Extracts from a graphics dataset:
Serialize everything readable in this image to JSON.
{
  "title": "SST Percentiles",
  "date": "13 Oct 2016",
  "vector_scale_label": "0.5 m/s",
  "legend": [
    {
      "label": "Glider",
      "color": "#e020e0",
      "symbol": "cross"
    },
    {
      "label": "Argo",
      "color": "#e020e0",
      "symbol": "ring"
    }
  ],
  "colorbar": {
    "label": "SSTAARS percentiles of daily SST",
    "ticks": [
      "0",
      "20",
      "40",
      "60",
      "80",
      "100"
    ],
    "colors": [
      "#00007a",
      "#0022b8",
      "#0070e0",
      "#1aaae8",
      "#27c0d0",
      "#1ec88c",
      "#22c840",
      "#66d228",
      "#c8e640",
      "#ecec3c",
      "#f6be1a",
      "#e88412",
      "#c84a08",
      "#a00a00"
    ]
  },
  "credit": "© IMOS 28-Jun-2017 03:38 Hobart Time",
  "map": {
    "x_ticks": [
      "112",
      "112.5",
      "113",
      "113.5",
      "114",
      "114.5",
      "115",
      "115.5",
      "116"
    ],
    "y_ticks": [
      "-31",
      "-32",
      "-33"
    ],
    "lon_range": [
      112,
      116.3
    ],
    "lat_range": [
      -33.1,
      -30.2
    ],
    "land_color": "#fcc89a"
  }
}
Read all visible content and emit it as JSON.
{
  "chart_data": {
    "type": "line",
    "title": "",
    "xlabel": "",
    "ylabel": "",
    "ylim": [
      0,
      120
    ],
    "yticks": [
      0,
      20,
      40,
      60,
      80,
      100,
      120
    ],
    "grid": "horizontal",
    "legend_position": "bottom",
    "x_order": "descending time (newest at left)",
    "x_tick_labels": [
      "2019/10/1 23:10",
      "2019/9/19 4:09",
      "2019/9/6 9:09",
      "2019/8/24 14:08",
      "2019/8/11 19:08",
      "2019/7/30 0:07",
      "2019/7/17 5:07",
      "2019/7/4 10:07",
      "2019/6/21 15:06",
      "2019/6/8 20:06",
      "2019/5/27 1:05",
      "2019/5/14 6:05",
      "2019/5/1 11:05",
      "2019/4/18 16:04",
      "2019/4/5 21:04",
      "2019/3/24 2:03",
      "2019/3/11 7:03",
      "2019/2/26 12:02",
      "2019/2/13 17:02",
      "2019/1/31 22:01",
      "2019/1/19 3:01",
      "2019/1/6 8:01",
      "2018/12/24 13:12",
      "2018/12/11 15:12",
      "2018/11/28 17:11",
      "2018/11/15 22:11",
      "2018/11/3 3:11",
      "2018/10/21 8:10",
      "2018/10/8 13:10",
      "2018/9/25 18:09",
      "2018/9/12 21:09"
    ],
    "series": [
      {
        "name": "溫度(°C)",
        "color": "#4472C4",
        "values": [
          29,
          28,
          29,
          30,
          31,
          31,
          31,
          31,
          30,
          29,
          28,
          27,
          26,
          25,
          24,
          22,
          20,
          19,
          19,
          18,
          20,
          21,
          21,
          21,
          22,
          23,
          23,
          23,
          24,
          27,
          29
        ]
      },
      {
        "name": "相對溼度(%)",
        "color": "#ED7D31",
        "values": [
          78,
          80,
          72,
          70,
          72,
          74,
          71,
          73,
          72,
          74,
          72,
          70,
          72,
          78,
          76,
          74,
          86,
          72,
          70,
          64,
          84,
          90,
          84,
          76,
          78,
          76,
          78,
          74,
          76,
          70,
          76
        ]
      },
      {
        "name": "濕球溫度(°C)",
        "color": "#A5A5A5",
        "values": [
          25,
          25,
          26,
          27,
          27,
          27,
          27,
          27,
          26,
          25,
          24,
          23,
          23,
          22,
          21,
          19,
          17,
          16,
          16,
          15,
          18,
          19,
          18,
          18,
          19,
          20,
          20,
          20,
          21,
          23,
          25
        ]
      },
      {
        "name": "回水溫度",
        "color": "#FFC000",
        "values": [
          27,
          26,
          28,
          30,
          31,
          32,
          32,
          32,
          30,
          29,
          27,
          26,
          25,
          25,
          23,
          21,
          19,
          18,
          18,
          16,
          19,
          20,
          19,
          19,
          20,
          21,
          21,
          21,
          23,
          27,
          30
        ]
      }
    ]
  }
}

▶ **Set exercise**
Repeat the records above exactly, leaving none out.

▶ **Final answer**
Serialize everything readable in this image to JSON.
{
  "title": "SST Percentiles",
  "date": "13 Oct 2016",
  "vector_scale_label": "0.5 m/s",
  "legend": [
    {
      "label": "Glider",
      "color": "#e020e0",
      "symbol": "cross"
    },
    {
      "label": "Argo",
      "color": "#e020e0",
      "symbol": "ring"
    }
  ],
  "colorbar": {
    "label": "SSTAARS percentiles of daily SST",
    "ticks": [
      "0",
      "20",
      "40",
      "60",
      "80",
      "100"
    ],
    "colors": [
      "#00007a",
      "#0022b8",
      "#0070e0",
      "#1aaae8",
      "#27c0d0",
      "#1ec88c",
      "#22c840",
      "#66d228",
      "#c8e640",
      "#ecec3c",
      "#f6be1a",
      "#e88412",
      "#c84a08",
      "#a00a00"
    ]
  },
  "credit": "© IMOS 28-Jun-2017 03:38 Hobart Time",
  "map": {
    "x_ticks": [
      "112",
      "112.5",
      "113",
      "113.5",
      "114",
      "114.5",
      "115",
      "115.5",
      "116"
    ],
    "y_ticks": [
      "-31",
      "-32",
      "-33"
    ],
    "lon_range": [
      112,
      116.3
    ],
    "lat_range": [
      -33.1,
      -30.2
    ],
    "land_color": "#fcc89a"
  }
}
Read all visible content and emit it as JSON.
{
  "chart_data": {
    "type": "line",
    "title": "",
    "xlabel": "",
    "ylabel": "",
    "ylim": [
      0,
      120
    ],
    "yticks": [
      0,
      20,
      40,
      60,
      80,
      100,
      120
    ],
    "grid": "horizontal",
    "legend_position": "bottom",
    "x_order": "descending time (newest at left)",
    "x_tick_labels": [
      "2019/10/1 23:10",
      "2019/9/19 4:09",
      "2019/9/6 9:09",
      "2019/8/24 14:08",
      "2019/8/11 19:08",
      "2019/7/30 0:07",
      "2019/7/17 5:07",
      "2019/7/4 10:07",
      "2019/6/21 15:06",
      "2019/6/8 20:06",
      "2019/5/27 1:05",
      "2019/5/14 6:05",
      "2019/5/1 11:05",
      "2019/4/18 16:04",
      "2019/4/5 21:04",
      "2019/3/24 2:03",
      "2019/3/11 7:03",
      "2019/2/26 12:02",
      "2019/2/13 17:02",
      "2019/1/31 22:01",
      "2019/1/19 3:01",
      "2019/1/6 8:01",
      "2018/12/24 13:12",
      "2018/12/11 15:12",
      "2018/11/28 17:11",
      "2018/11/15 22:11",
      "2018/11/3 3:11",
      "2018/10/21 8:10",
      "2018/10/8 13:10",
      "2018/9/25 18:09",
      "2018/9/12 21:09"
    ],
    "series": [
      {
        "name": "溫度(°C)",
        "color": "#4472C4",
        "values": [
          29,
          28,
          29,
          30,
          31,
          31,
          31,
          31,
          30,
          29,
          28,
          27,
          26,
          25,
          24,
          22,
          20,
          19,
          19,
          18,
          20,
          21,
          21,
          21,
          22,
          23,
          23,
          23,
          24,
          27,
          29
        ]
      },
      {
        "name": "相對溼度(%)",
        "color": "#ED7D31",
        "values": [
          78,
          80,
          72,
          70,
          72,
          74,
          71,
          73,
          72,
          74,
          72,
          70,
          72,
          78,
          76,
          74,
          86,
          72,
          70,
          64,
          84,
          90,
          84,
          76,
          78,
          76,
          78,
          74,
          76,
          70,
          76
        ]
      },
      {
        "name": "濕球溫度(°C)",
        "color": "#A5A5A5",
        "values": [
          25,
          25,
          26,
          27,
          27,
          27,
          27,
          27,
          26,
          25,
          24,
          23,
          23,
          22,
          21,
          19,
          17,
          16,
          16,
          15,
          18,
          19,
          18,
          18,
          19,
          20,
          20,
          20,
          21,
          23,
          25
        ]
      },
      {
        "name": "回水溫度",
        "color": "#FFC000",
        "values": [
          27,
          26,
          28,
          30,
          31,
          32,
          32,
          32,
          30,
          29,
          27,
          26,
          25,
          25,
          23,
          21,
          19,
          18,
          18,
          16,
          19,
          20,
          19,
          19,
          20,
          21,
          21,
          21,
          23,
          27,
          30
        ]
      }
    ]
  }
}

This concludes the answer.